### INPUT DATA
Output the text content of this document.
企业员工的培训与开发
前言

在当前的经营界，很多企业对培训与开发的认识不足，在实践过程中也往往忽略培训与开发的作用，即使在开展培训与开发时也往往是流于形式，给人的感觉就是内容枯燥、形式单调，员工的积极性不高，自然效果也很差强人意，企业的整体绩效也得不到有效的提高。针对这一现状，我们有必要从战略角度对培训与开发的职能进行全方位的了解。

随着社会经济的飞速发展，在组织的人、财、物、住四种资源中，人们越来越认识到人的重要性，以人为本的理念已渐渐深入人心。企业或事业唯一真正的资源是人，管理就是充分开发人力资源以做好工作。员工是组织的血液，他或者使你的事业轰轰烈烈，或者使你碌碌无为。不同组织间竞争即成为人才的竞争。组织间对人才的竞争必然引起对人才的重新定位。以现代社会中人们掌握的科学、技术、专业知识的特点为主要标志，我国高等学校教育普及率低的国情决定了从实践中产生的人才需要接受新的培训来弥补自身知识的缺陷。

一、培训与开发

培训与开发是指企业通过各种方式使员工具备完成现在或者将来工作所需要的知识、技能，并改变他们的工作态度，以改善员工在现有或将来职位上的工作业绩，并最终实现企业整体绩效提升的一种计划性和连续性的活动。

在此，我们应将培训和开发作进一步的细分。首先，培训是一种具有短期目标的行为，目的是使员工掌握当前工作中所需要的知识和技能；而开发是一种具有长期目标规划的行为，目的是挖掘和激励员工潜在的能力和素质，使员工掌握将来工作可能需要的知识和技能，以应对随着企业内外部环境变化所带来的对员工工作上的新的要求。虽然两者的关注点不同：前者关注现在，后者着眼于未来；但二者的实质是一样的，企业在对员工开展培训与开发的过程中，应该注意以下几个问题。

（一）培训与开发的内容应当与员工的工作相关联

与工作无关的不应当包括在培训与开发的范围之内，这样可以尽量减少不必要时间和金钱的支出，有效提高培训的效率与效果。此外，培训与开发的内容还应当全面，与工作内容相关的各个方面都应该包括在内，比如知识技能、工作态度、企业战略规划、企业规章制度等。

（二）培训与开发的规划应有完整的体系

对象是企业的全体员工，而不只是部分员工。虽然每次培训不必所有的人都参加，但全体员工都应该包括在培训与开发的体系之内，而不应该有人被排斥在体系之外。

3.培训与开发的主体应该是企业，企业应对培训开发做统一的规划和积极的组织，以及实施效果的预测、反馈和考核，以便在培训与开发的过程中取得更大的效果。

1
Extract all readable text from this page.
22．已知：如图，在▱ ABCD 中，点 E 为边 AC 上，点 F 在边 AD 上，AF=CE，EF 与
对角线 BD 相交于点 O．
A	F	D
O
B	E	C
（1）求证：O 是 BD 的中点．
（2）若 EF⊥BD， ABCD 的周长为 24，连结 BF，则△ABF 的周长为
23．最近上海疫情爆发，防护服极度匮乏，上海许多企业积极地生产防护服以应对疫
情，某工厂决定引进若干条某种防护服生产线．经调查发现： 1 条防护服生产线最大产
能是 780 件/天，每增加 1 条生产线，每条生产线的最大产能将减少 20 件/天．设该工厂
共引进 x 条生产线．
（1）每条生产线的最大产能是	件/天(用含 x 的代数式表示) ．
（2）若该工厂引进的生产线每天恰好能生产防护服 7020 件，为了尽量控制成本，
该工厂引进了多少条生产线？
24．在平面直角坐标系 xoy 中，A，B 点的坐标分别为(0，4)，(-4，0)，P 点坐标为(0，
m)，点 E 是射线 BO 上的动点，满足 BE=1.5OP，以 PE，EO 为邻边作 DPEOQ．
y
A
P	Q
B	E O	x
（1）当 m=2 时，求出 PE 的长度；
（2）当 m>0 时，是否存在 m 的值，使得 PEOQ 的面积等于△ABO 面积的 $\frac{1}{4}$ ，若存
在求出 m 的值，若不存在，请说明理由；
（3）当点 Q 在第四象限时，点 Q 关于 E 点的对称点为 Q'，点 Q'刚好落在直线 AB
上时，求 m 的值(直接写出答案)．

### REQUIRED WORK
Repeat all entries. Match them exactly.

### EXERCISE RESPONSE
Output the text content of this document.
企业员工的培训与开发
前言

在当前的经营界，很多企业对培训与开发的认识不足，在实践过程中也往往忽略培训与开发的作用，即使在开展培训与开发时也往往是流于形式，给人的感觉就是内容枯燥、形式单调，员工的积极性不高，自然效果也很差强人意，企业的整体绩效也得不到有效的提高。针对这一现状，我们有必要从战略角度对培训与开发的职能进行全方位的了解。

随着社会经济的飞速发展，在组织的人、财、物、住四种资源中，人们越来越认识到人的重要性，以人为本的理念已渐渐深入人心。企业或事业唯一真正的资源是人，管理就是充分开发人力资源以做好工作。员工是组织的血液，他或者使你的事业轰轰烈烈，或者使你碌碌无为。不同组织间竞争即成为人才的竞争。组织间对人才的竞争必然引起对人才的重新定位。以现代社会中人们掌握的科学、技术、专业知识的特点为主要标志，我国高等学校教育普及率低的国情决定了从实践中产生的人才需要接受新的培训来弥补自身知识的缺陷。

一、培训与开发

培训与开发是指企业通过各种方式使员工具备完成现在或者将来工作所需要的知识、技能，并改变他们的工作态度，以改善员工在现有或将来职位上的工作业绩，并最终实现企业整体绩效提升的一种计划性和连续性的活动。

在此，我们应将培训和开发作进一步的细分。首先，培训是一种具有短期目标的行为，目的是使员工掌握当前工作中所需要的知识和技能；而开发是一种具有长期目标规划的行为，目的是挖掘和激励员工潜在的能力和素质，使员工掌握将来工作可能需要的知识和技能，以应对随着企业内外部环境变化所带来的对员工工作上的新的要求。虽然两者的关注点不同：前者关注现在，后者着眼于未来；但二者的实质是一样的，企业在对员工开展培训与开发的过程中，应该注意以下几个问题。

（一）培训与开发的内容应当与员工的工作相关联

与工作无关的不应当包括在培训与开发的范围之内，这样可以尽量减少不必要时间和金钱的支出，有效提高培训的效率与效果。此外，培训与开发的内容还应当全面，与工作内容相关的各个方面都应该包括在内，比如知识技能、工作态度、企业战略规划、企业规章制度等。

（二）培训与开发的规划应有完整的体系

对象是企业的全体员工，而不只是部分员工。虽然每次培训不必所有的人都参加，但全体员工都应该包括在培训与开发的体系之内，而不应该有人被排斥在体系之外。

3.培训与开发的主体应该是企业，企业应对培训开发做统一的规划和积极的组织，以及实施效果的预测、反馈和考核，以便在培训与开发的过程中取得更大的效果。

1
Extract all readable text from this page.
22．已知：如图，在▱ ABCD 中，点 E 为边 AC 上，点 F 在边 AD 上，AF=CE，EF 与
对角线 BD 相交于点 O．
A	F	D
O
B	E	C
（1）求证：O 是 BD 的中点．
（2）若 EF⊥BD， ABCD 的周长为 24，连结 BF，则△ABF 的周长为
23．最近上海疫情爆发，防护服极度匮乏，上海许多企业积极地生产防护服以应对疫
情，某工厂决定引进若干条某种防护服生产线．经调查发现： 1 条防护服生产线最大产
能是 780 件/天，每增加 1 条生产线，每条生产线的最大产能将减少 20 件/天．设该工厂
共引进 x 条生产线．
（1）每条生产线的最大产能是	件/天(用含 x 的代数式表示) ．
（2）若该工厂引进的生产线每天恰好能生产防护服 7020 件，为了尽量控制成本，
该工厂引进了多少条生产线？
24．在平面直角坐标系 xoy 中，A，B 点的坐标分别为(0，4)，(-4，0)，P 点坐标为(0，
m)，点 E 是射线 BO 上的动点，满足 BE=1.5OP，以 PE，EO 为邻边作 DPEOQ．
y
A
P	Q
B	E O	x
（1）当 m=2 时，求出 PE 的长度；
（2）当 m>0 时，是否存在 m 的值，使得 PEOQ 的面积等于△ABO 面积的 $\frac{1}{4}$ ，若存
在求出 m 的值，若不存在，请说明理由；
（3）当点 Q 在第四象限时，点 Q 关于 E 点的对称点为 Q'，点 Q'刚好落在直线 AB
上时，求 m 的值(直接写出答案)．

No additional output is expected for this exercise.